**The task**:
Each line below must be set down exactly; omit any image you find.

**Material for the task**:
%%

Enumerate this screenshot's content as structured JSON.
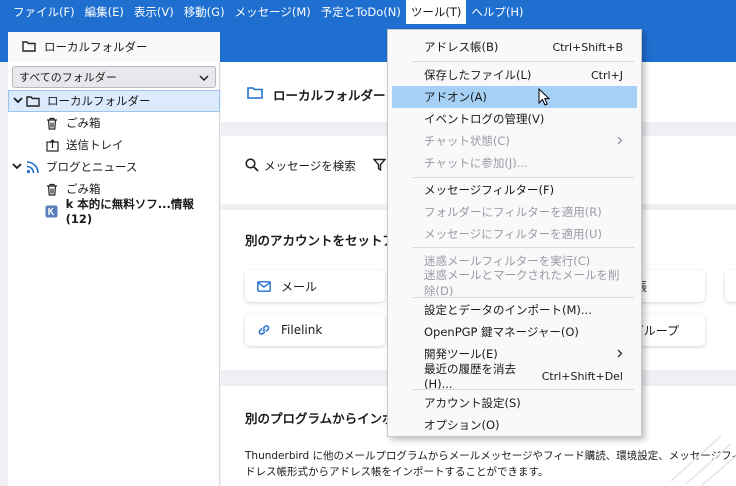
{
  "menubar": {
    "items": [
      {
        "label": "ファイル(F)"
      },
      {
        "label": "編集(E)"
      },
      {
        "label": "表示(V)"
      },
      {
        "label": "移動(G)"
      },
      {
        "label": "メッセージ(M)"
      },
      {
        "label": "予定とToDo(N)"
      },
      {
        "label": "ツール(T)"
      },
      {
        "label": "ヘルプ(H)"
      }
    ]
  },
  "tab": {
    "label": "ローカルフォルダー"
  },
  "sidebar": {
    "folder_select": "すべてのフォルダー",
    "items": [
      {
        "label": "ローカルフォルダー"
      },
      {
        "label": "ごみ箱"
      },
      {
        "label": "送信トレイ"
      },
      {
        "label": "ブログとニュース"
      },
      {
        "label": "ごみ箱"
      },
      {
        "label": "k 本的に無料ソフ...情報 (12)"
      }
    ]
  },
  "main": {
    "header": "ローカルフォルダー",
    "search_label": "メッセージを検索",
    "setup_title": "別のアカウントをセットアッ",
    "cards": [
      {
        "label": "メール"
      },
      {
        "label": "Filelink"
      },
      {
        "label": "帳"
      },
      {
        "label": "グループ"
      }
    ],
    "import_title": "別のプログラムからインポー",
    "import_text_1": "Thunderbird に他のメールプログラムからメールメッセージやフィード購読、環境設定、メッセージフィルターを、",
    "import_text_2": "ドレス帳形式からアドレス帳をインポートすることができます。"
  },
  "tools_menu": {
    "items": [
      {
        "label": "アドレス帳(B)",
        "shortcut": "Ctrl+Shift+B"
      },
      {
        "label": "保存したファイル(L)",
        "shortcut": "Ctrl+J"
      },
      {
        "label": "アドオン(A)",
        "shortcut": ""
      },
      {
        "label": "イベントログの管理(V)",
        "shortcut": ""
      },
      {
        "label": "チャット状態(C)",
        "shortcut": ""
      },
      {
        "label": "チャットに参加(J)...",
        "shortcut": ""
      },
      {
        "label": "メッセージフィルター(F)",
        "shortcut": ""
      },
      {
        "label": "フォルダーにフィルターを適用(R)",
        "shortcut": ""
      },
      {
        "label": "メッセージにフィルターを適用(U)",
        "shortcut": ""
      },
      {
        "label": "迷惑メールフィルターを実行(C)",
        "shortcut": ""
      },
      {
        "label": "迷惑メールとマークされたメールを削除(D)",
        "shortcut": ""
      },
      {
        "label": "設定とデータのインポート(M)...",
        "shortcut": ""
      },
      {
        "label": "OpenPGP 鍵マネージャー(O)",
        "shortcut": ""
      },
      {
        "label": "開発ツール(E)",
        "shortcut": ""
      },
      {
        "label": "最近の履歴を消去(H)...",
        "shortcut": "Ctrl+Shift+Del"
      },
      {
        "label": "アカウント設定(S)",
        "shortcut": ""
      },
      {
        "label": "オプション(O)",
        "shortcut": ""
      }
    ]
  },
  "colors": {
    "accent": "#1f6fd1",
    "hover": "#a6d0f5",
    "selection": "#dbeafd"
  }
}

%%

**Written response**:
Enumerate this screenshot's content as structured JSON.
{
  "menubar": {
    "items": [
      {
        "label": "ファイル(F)"
      },
      {
        "label": "編集(E)"
      },
      {
        "label": "表示(V)"
      },
      {
        "label": "移動(G)"
      },
      {
        "label": "メッセージ(M)"
      },
      {
        "label": "予定とToDo(N)"
      },
      {
        "label": "ツール(T)"
      },
      {
        "label": "ヘルプ(H)"
      }
    ]
  },
  "tab": {
    "label": "ローカルフォルダー"
  },
  "sidebar": {
    "folder_select": "すべてのフォルダー",
    "items": [
      {
        "label": "ローカルフォルダー"
      },
      {
        "label": "ごみ箱"
      },
      {
        "label": "送信トレイ"
      },
      {
        "label": "ブログとニュース"
      },
      {
        "label": "ごみ箱"
      },
      {
        "label": "k 本的に無料ソフ...情報 (12)"
      }
    ]
  },
  "main": {
    "header": "ローカルフォルダー",
    "search_label": "メッセージを検索",
    "setup_title": "別のアカウントをセットアッ",
    "cards": [
      {
        "label": "メール"
      },
      {
        "label": "Filelink"
      },
      {
        "label": "帳"
      },
      {
        "label": "グループ"
      }
    ],
    "import_title": "別のプログラムからインポー",
    "import_text_1": "Thunderbird に他のメールプログラムからメールメッセージやフィード購読、環境設定、メッセージフィルターを、",
    "import_text_2": "ドレス帳形式からアドレス帳をインポートすることができます。"
  },
  "tools_menu": {
    "items": [
      {
        "label": "アドレス帳(B)",
        "shortcut": "Ctrl+Shift+B"
      },
      {
        "label": "保存したファイル(L)",
        "shortcut": "Ctrl+J"
      },
      {
        "label": "アドオン(A)",
        "shortcut": ""
      },
      {
        "label": "イベントログの管理(V)",
        "shortcut": ""
      },
      {
        "label": "チャット状態(C)",
        "shortcut": ""
      },
      {
        "label": "チャットに参加(J)...",
        "shortcut": ""
      },
      {
        "label": "メッセージフィルター(F)",
        "shortcut": ""
      },
      {
        "label": "フォルダーにフィルターを適用(R)",
        "shortcut": ""
      },
      {
        "label": "メッセージにフィルターを適用(U)",
        "shortcut": ""
      },
      {
        "label": "迷惑メールフィルターを実行(C)",
        "shortcut": ""
      },
      {
        "label": "迷惑メールとマークされたメールを削除(D)",
        "shortcut": ""
      },
      {
        "label": "設定とデータのインポート(M)...",
        "shortcut": ""
      },
      {
        "label": "OpenPGP 鍵マネージャー(O)",
        "shortcut": ""
      },
      {
        "label": "開発ツール(E)",
        "shortcut": ""
      },
      {
        "label": "最近の履歴を消去(H)...",
        "shortcut": "Ctrl+Shift+Del"
      },
      {
        "label": "アカウント設定(S)",
        "shortcut": ""
      },
      {
        "label": "オプション(O)",
        "shortcut": ""
      }
    ]
  },
  "colors": {
    "accent": "#1f6fd1",
    "hover": "#a6d0f5",
    "selection": "#dbeafd"
  }
}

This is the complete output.